──────── Dataset entries

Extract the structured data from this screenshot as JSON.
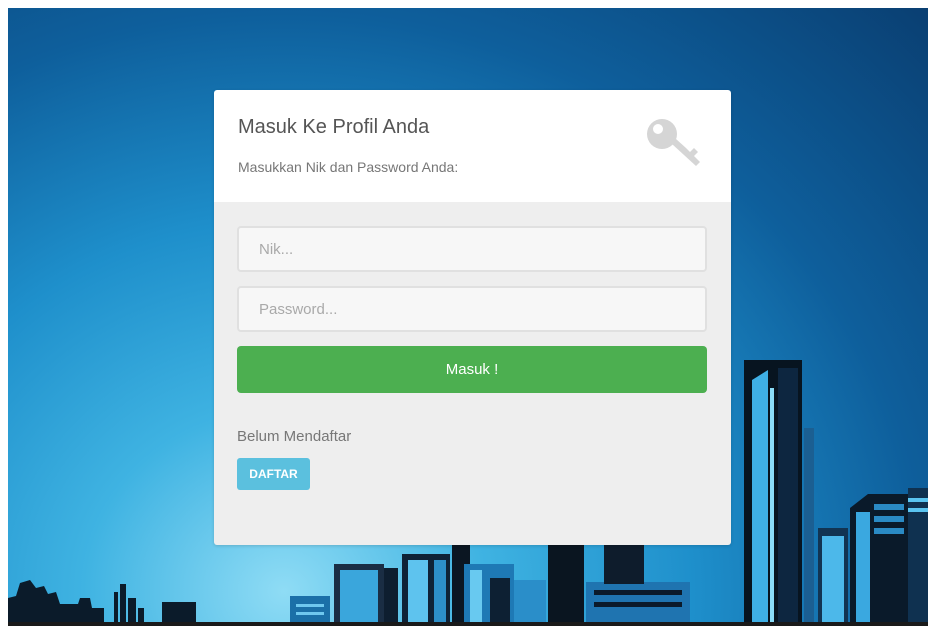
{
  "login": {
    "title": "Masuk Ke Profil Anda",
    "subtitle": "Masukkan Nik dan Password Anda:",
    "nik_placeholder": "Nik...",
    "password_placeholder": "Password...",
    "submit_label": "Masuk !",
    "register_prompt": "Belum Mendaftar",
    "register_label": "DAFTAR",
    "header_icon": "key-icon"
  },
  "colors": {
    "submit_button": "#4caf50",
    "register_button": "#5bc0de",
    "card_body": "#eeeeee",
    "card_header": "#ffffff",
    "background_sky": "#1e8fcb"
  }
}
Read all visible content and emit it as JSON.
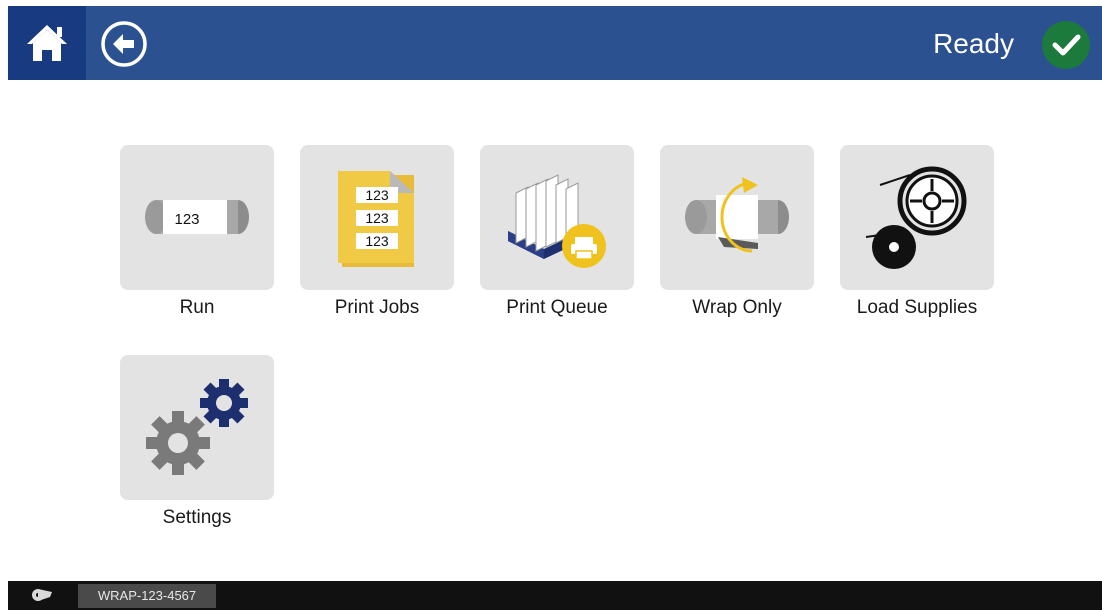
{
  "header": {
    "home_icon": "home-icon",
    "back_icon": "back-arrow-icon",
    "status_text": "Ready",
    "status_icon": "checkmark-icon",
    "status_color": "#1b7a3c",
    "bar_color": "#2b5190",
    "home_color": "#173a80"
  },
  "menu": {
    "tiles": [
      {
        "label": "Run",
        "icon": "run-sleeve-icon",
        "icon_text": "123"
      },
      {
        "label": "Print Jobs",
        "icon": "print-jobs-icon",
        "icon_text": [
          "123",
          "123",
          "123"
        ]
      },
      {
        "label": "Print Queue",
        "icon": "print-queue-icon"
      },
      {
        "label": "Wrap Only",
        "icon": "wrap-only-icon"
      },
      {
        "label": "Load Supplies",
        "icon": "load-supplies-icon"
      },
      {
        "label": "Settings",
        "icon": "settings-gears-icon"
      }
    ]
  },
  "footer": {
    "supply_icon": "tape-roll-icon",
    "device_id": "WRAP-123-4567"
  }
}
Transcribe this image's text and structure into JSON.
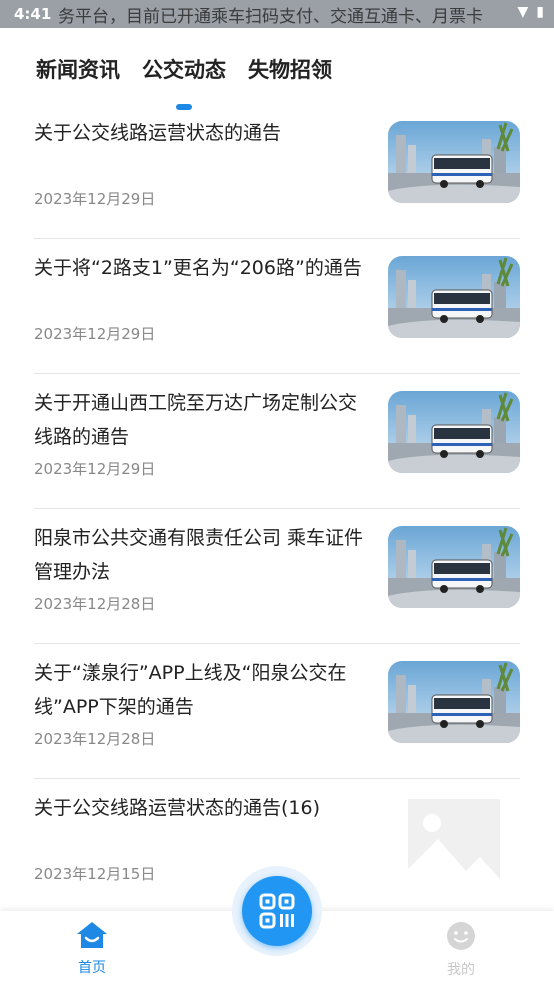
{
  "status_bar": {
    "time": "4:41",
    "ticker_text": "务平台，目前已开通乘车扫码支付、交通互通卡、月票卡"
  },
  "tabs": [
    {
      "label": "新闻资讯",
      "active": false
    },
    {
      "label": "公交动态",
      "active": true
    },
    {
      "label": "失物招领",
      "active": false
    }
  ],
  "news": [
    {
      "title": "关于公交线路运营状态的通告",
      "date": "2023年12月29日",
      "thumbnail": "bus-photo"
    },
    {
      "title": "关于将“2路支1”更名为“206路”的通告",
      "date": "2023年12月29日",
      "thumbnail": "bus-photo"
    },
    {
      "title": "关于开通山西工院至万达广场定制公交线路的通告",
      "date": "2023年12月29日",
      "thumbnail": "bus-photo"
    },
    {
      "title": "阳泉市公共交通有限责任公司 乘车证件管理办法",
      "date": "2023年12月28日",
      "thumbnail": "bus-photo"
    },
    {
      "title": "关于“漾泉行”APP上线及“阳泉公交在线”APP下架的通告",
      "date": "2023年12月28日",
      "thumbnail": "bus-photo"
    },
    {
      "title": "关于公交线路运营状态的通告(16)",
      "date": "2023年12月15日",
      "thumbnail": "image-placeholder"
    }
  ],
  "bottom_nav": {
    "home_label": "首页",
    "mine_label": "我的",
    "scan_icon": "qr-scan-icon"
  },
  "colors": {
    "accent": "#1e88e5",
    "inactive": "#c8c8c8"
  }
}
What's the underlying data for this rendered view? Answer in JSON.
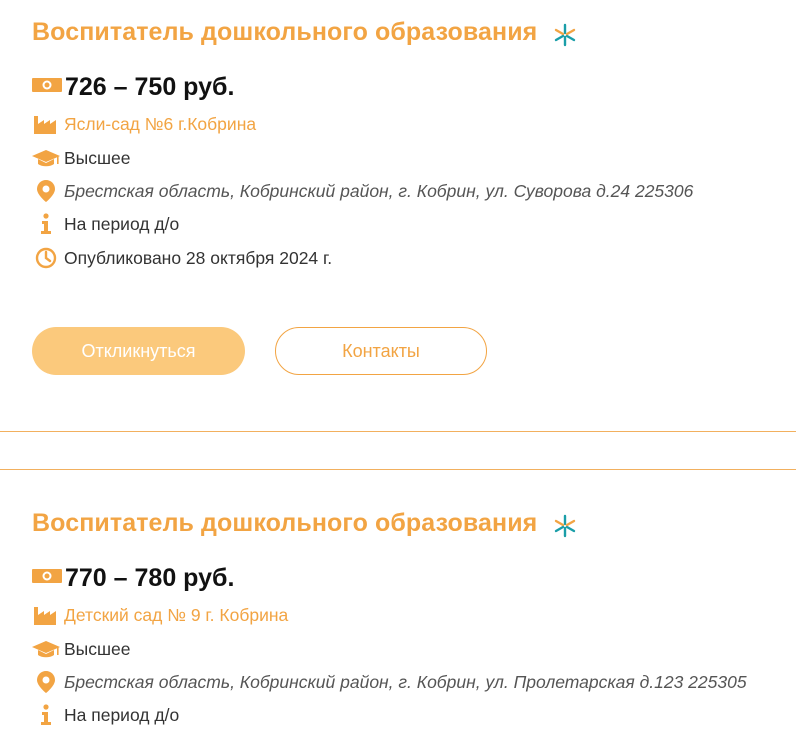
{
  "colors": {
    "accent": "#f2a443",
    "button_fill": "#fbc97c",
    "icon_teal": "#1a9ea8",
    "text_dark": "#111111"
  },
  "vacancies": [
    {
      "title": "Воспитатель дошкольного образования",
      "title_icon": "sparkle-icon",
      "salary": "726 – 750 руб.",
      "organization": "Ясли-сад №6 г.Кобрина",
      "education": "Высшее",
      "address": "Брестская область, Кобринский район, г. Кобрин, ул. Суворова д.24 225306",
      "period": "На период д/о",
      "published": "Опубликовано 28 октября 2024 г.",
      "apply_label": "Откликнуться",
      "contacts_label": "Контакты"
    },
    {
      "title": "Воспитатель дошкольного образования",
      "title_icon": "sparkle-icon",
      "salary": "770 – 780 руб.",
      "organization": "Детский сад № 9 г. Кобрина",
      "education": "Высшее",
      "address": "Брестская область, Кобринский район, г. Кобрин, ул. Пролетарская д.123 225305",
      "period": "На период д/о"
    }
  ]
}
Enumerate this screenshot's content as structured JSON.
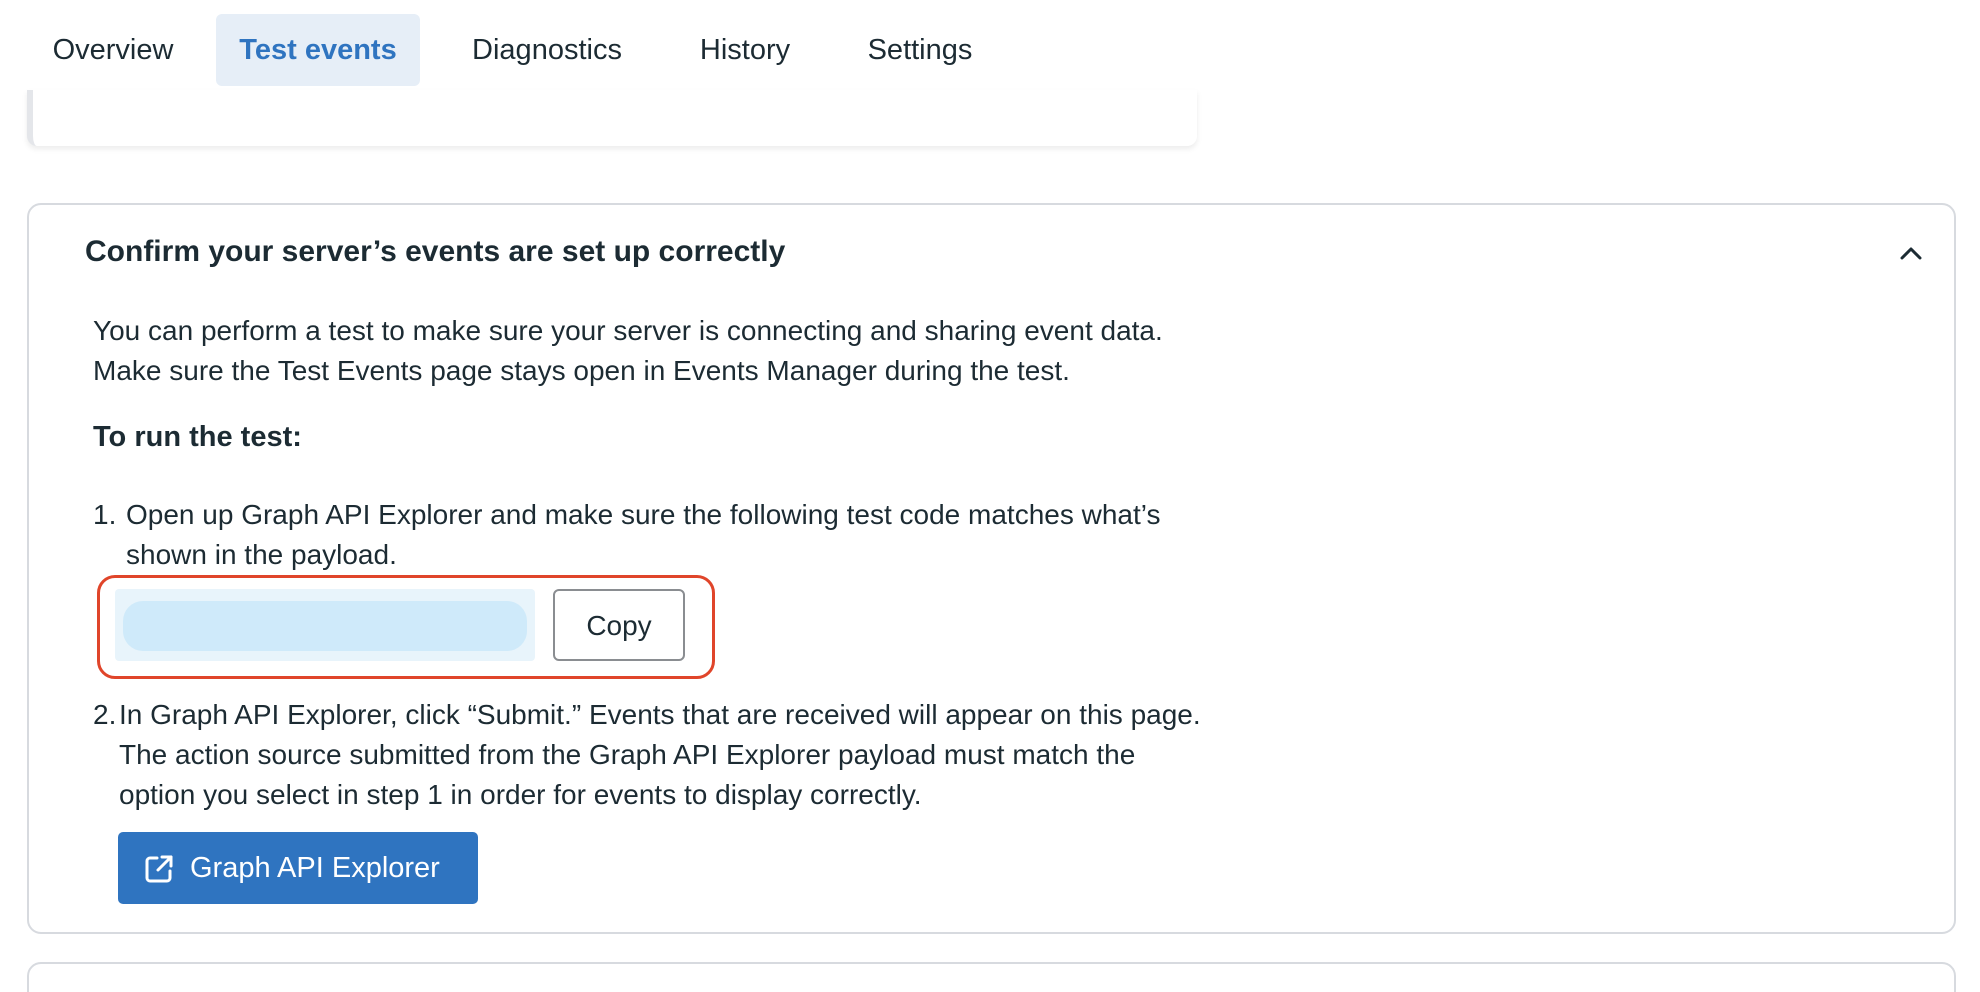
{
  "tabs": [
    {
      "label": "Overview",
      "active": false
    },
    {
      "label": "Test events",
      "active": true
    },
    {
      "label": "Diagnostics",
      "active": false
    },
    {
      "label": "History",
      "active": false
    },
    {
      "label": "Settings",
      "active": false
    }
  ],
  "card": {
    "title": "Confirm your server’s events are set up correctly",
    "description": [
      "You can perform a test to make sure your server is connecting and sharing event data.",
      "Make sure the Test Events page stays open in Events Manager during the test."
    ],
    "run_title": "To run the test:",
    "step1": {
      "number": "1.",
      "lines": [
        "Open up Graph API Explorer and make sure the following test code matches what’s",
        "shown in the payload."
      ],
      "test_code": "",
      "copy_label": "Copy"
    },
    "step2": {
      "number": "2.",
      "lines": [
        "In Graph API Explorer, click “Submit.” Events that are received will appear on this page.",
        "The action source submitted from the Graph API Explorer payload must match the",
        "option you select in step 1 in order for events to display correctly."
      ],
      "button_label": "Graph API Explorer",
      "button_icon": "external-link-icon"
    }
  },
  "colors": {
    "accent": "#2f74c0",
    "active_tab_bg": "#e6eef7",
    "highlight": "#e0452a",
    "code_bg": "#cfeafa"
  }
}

────────────────

Task to carry out: Print the full listing exactly, dropping the pictures.

Response to the task:
Extract the structured data from this screenshot as JSON.
{
  "login": {
    "title": "Masuk Ke Profil Anda",
    "subtitle": "Masukkan Nik dan Password Anda:",
    "nik_placeholder": "Nik...",
    "password_placeholder": "Password...",
    "submit_label": "Masuk !",
    "register_prompt": "Belum Mendaftar",
    "register_label": "DAFTAR",
    "header_icon": "key-icon"
  },
  "colors": {
    "submit_button": "#4caf50",
    "register_button": "#5bc0de",
    "card_body": "#eeeeee",
    "card_header": "#ffffff",
    "background_sky": "#1e8fcb"
  }
}
Read all visible content and emit it as JSON.
{
  "header": {
    "home_icon": "home-icon",
    "back_icon": "back-arrow-icon",
    "status_text": "Ready",
    "status_icon": "checkmark-icon",
    "status_color": "#1b7a3c",
    "bar_color": "#2b5190",
    "home_color": "#173a80"
  },
  "menu": {
    "tiles": [
      {
        "label": "Run",
        "icon": "run-sleeve-icon",
        "icon_text": "123"
      },
      {
        "label": "Print Jobs",
        "icon": "print-jobs-icon",
        "icon_text": [
          "123",
          "123",
          "123"
        ]
      },
      {
        "label": "Print Queue",
        "icon": "print-queue-icon"
      },
      {
        "label": "Wrap Only",
        "icon": "wrap-only-icon"
      },
      {
        "label": "Load Supplies",
        "icon": "load-supplies-icon"
      },
      {
        "label": "Settings",
        "icon": "settings-gears-icon"
      }
    ]
  },
  "footer": {
    "supply_icon": "tape-roll-icon",
    "device_id": "WRAP-123-4567"
  }
}
Transcribe this image's text and structure into JSON.
{
  "status_bar": {
    "time": "4:41",
    "ticker_text": "务平台，目前已开通乘车扫码支付、交通互通卡、月票卡"
  },
  "tabs": [
    {
      "label": "新闻资讯",
      "active": false
    },
    {
      "label": "公交动态",
      "active": true
    },
    {
      "label": "失物招领",
      "active": false
    }
  ],
  "news": [
    {
      "title": "关于公交线路运营状态的通告",
      "date": "2023年12月29日",
      "thumbnail": "bus-photo"
    },
    {
      "title": "关于将“2路支1”更名为“206路”的通告",
      "date": "2023年12月29日",
      "thumbnail": "bus-photo"
    },
    {
      "title": "关于开通山西工院至万达广场定制公交线路的通告",
      "date": "2023年12月29日",
      "thumbnail": "bus-photo"
    },
    {
      "title": "阳泉市公共交通有限责任公司 乘车证件管理办法",
      "date": "2023年12月28日",
      "thumbnail": "bus-photo"
    },
    {
      "title": "关于“漾泉行”APP上线及“阳泉公交在线”APP下架的通告",
      "date": "2023年12月28日",
      "thumbnail": "bus-photo"
    },
    {
      "title": "关于公交线路运营状态的通告(16)",
      "date": "2023年12月15日",
      "thumbnail": "image-placeholder"
    }
  ],
  "bottom_nav": {
    "home_label": "首页",
    "mine_label": "我的",
    "scan_icon": "qr-scan-icon"
  },
  "colors": {
    "accent": "#1e88e5",
    "inactive": "#c8c8c8"
  }
}
What's the underlying data for this rendered view? Answer in JSON.
{
  "colors": {
    "accent": "#f2a443",
    "button_fill": "#fbc97c",
    "icon_teal": "#1a9ea8",
    "text_dark": "#111111"
  },
  "vacancies": [
    {
      "title": "Воспитатель дошкольного образования",
      "title_icon": "sparkle-icon",
      "salary": "726 – 750 руб.",
      "organization": "Ясли-сад №6 г.Кобрина",
      "education": "Высшее",
      "address": "Брестская область, Кобринский район, г. Кобрин, ул. Суворова д.24 225306",
      "period": "На период д/о",
      "published": "Опубликовано 28 октября 2024 г.",
      "apply_label": "Откликнуться",
      "contacts_label": "Контакты"
    },
    {
      "title": "Воспитатель дошкольного образования",
      "title_icon": "sparkle-icon",
      "salary": "770 – 780 руб.",
      "organization": "Детский сад № 9 г. Кобрина",
      "education": "Высшее",
      "address": "Брестская область, Кобринский район, г. Кобрин, ул. Пролетарская д.123 225305",
      "period": "На период д/о"
    }
  ]
}
Enumerate this screenshot's content as structured JSON.
{
  "tabs": [
    {
      "label": "Overview",
      "active": false
    },
    {
      "label": "Test events",
      "active": true
    },
    {
      "label": "Diagnostics",
      "active": false
    },
    {
      "label": "History",
      "active": false
    },
    {
      "label": "Settings",
      "active": false
    }
  ],
  "card": {
    "title": "Confirm your server’s events are set up correctly",
    "description": [
      "You can perform a test to make sure your server is connecting and sharing event data.",
      "Make sure the Test Events page stays open in Events Manager during the test."
    ],
    "run_title": "To run the test:",
    "step1": {
      "number": "1.",
      "lines": [
        "Open up Graph API Explorer and make sure the following test code matches what’s",
        "shown in the payload."
      ],
      "test_code": "",
      "copy_label": "Copy"
    },
    "step2": {
      "number": "2.",
      "lines": [
        "In Graph API Explorer, click “Submit.” Events that are received will appear on this page.",
        "The action source submitted from the Graph API Explorer payload must match the",
        "option you select in step 1 in order for events to display correctly."
      ],
      "button_label": "Graph API Explorer",
      "button_icon": "external-link-icon"
    }
  },
  "colors": {
    "accent": "#2f74c0",
    "active_tab_bg": "#e6eef7",
    "highlight": "#e0452a",
    "code_bg": "#cfeafa"
  }
}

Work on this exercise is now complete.